RECORDED INFORMATION:

+===+

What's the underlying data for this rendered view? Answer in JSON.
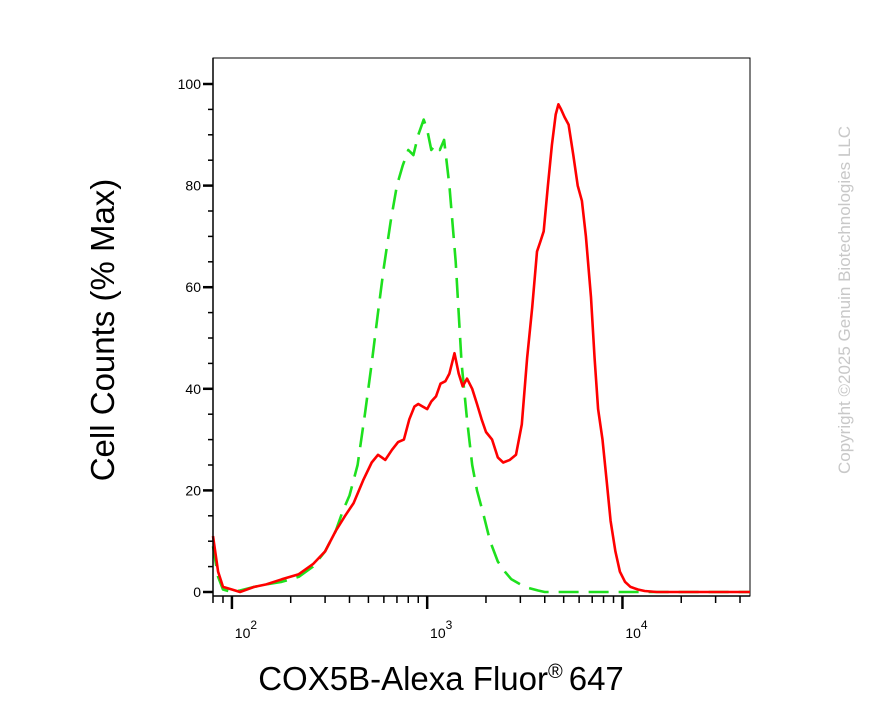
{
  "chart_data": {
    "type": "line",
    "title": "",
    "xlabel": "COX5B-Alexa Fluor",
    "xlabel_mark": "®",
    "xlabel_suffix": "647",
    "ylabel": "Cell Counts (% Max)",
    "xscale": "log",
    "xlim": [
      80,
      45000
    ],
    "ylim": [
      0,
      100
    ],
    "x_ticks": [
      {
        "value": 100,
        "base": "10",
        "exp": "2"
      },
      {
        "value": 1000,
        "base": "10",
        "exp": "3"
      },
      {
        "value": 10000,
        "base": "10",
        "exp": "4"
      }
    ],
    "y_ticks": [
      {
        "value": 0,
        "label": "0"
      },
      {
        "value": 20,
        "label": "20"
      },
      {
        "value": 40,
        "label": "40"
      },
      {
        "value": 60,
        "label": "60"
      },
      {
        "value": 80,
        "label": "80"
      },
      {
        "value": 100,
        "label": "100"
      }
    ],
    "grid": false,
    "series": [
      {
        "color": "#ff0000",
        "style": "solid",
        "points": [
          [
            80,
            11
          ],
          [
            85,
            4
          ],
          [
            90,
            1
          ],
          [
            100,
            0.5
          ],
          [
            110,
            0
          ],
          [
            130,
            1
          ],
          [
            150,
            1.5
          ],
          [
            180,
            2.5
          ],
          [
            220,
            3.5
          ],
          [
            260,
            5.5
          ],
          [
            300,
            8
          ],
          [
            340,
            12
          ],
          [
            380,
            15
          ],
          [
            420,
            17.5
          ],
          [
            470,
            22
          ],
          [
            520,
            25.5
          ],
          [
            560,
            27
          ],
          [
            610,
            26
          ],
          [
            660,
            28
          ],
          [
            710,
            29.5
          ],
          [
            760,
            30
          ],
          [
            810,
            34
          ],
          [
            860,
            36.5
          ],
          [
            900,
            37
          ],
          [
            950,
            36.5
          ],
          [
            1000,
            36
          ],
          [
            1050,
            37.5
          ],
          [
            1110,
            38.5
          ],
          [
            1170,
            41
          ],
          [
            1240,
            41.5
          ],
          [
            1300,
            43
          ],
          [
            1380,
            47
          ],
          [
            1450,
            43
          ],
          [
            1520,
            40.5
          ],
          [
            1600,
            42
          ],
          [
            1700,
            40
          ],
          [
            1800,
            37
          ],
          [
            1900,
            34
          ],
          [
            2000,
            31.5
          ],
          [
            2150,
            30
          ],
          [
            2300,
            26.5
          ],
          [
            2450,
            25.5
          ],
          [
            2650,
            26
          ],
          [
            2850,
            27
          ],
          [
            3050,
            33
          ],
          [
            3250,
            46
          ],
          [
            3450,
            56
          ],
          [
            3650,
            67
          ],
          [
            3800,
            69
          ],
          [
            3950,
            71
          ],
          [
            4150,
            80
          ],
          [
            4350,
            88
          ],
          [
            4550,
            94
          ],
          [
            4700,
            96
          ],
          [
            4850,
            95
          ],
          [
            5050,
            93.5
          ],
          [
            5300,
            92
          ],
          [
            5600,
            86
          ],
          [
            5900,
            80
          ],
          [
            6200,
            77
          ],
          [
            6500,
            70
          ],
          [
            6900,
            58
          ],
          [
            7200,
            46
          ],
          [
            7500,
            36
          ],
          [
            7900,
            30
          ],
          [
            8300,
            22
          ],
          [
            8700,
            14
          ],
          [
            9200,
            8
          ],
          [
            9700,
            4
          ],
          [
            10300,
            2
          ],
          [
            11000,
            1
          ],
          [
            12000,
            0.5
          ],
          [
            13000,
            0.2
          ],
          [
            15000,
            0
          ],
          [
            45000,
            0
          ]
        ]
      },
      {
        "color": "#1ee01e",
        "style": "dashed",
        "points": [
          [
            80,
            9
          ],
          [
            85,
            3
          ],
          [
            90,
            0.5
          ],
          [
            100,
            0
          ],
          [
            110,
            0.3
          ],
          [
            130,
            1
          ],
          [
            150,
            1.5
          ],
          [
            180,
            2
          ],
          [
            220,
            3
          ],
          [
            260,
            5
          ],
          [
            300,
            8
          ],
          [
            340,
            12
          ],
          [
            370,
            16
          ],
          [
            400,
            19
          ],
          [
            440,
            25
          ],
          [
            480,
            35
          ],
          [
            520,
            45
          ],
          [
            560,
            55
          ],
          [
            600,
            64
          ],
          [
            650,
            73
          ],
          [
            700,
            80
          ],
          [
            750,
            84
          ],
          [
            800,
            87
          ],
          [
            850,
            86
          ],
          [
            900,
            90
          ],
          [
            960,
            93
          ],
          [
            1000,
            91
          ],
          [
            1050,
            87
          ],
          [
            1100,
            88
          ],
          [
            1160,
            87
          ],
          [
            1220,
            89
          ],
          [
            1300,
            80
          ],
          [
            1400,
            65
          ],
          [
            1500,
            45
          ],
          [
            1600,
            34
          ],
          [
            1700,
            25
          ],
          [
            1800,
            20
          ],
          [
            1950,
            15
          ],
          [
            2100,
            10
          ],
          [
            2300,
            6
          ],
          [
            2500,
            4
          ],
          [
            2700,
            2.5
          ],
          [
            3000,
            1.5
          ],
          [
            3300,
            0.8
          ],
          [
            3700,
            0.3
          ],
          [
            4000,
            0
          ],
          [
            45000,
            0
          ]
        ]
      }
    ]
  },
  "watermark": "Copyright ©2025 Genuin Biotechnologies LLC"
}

+===+

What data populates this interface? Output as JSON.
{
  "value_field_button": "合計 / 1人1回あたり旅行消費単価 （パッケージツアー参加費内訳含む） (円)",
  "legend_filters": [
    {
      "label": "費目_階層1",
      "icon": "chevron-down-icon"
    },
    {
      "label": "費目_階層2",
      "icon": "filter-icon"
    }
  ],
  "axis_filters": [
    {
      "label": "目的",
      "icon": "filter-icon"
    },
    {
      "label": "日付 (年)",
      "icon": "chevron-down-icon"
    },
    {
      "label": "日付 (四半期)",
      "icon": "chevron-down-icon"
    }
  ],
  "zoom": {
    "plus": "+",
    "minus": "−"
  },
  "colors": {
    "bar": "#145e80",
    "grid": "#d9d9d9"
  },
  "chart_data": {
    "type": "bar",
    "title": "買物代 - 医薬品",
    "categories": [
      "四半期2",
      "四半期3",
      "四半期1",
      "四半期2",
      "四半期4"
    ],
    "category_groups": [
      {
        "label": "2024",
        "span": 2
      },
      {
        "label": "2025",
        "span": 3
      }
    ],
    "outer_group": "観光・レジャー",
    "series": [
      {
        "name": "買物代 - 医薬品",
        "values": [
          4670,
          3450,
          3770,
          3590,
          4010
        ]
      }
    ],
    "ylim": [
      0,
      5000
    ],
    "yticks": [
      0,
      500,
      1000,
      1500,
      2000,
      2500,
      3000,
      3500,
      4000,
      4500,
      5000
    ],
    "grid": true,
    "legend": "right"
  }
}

+===+

CHALLENGE: Using the records above, list each line that includes "JSON".

REPLY:
What's the underlying data for this rendered view? Answer in JSON.
What data populates this interface? Output as JSON.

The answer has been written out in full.